_Records for this exercise_
····················

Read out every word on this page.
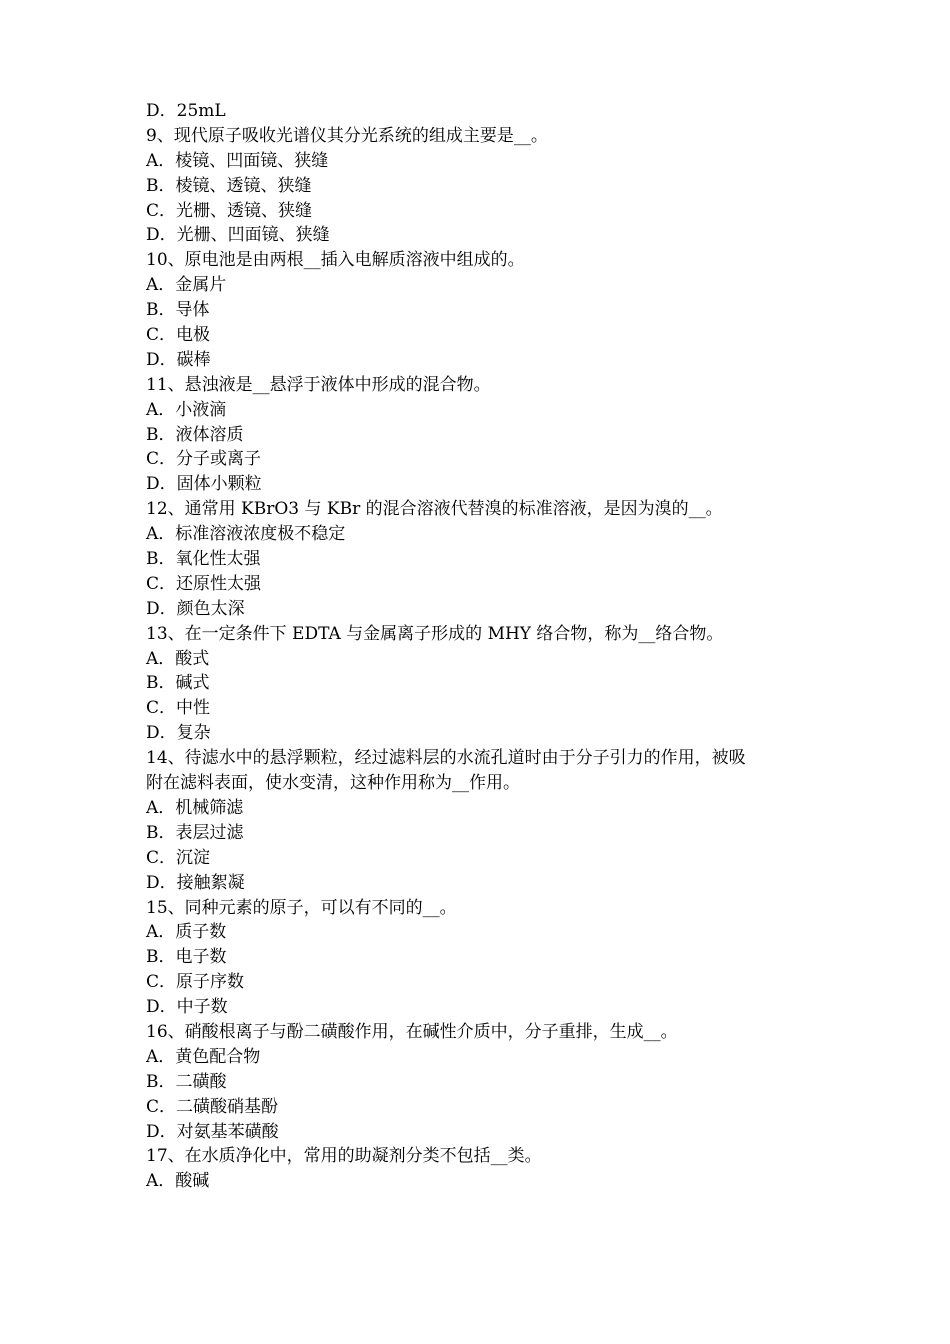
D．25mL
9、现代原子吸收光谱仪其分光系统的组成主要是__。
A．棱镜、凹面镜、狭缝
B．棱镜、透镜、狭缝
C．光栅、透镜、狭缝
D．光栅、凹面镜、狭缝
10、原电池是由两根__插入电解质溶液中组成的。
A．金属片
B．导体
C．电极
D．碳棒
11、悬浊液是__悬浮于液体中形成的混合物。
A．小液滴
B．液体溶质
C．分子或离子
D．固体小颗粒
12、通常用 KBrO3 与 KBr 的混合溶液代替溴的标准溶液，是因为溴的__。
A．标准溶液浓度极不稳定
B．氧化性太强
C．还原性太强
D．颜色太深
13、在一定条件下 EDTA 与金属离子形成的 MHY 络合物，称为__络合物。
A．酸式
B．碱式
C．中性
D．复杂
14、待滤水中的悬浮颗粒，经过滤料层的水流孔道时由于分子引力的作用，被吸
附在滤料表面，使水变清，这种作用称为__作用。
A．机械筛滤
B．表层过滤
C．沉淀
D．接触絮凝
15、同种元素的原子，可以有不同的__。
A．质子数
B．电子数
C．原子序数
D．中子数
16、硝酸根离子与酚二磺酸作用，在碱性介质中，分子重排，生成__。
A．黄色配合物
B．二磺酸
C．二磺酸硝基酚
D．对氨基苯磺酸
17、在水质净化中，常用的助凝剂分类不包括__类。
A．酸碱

····················

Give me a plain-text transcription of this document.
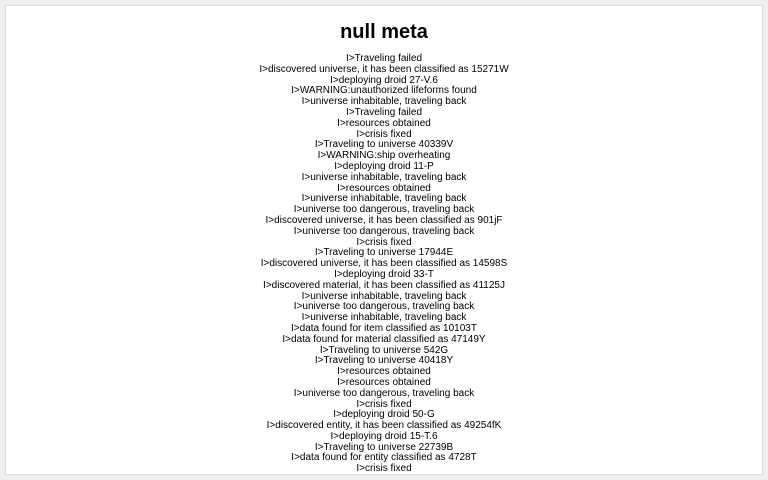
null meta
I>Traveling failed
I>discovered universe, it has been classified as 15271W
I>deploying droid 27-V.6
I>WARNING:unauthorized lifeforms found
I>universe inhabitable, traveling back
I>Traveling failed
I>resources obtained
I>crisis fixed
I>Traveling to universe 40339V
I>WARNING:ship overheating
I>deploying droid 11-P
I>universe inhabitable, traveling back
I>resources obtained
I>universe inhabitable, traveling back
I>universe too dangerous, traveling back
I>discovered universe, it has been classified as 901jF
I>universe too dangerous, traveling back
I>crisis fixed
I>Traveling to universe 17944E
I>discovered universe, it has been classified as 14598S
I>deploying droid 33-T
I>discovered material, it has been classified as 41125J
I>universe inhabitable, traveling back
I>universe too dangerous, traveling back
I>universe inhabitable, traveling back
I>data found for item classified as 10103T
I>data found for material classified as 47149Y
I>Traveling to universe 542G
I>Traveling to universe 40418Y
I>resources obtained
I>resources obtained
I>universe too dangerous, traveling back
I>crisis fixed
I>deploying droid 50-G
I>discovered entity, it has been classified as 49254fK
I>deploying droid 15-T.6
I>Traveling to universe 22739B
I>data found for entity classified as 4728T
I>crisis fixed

····················

Filter the data, keeping only the lines that contain "classified".

I>discovered universe, it has been classified as 15271W
I>discovered universe, it has been classified as 901jF
I>discovered universe, it has been classified as 14598S
I>discovered material, it has been classified as 41125J
I>data found for item classified as 10103T
I>data found for material classified as 47149Y
I>discovered entity, it has been classified as 49254fK
I>data found for entity classified as 4728T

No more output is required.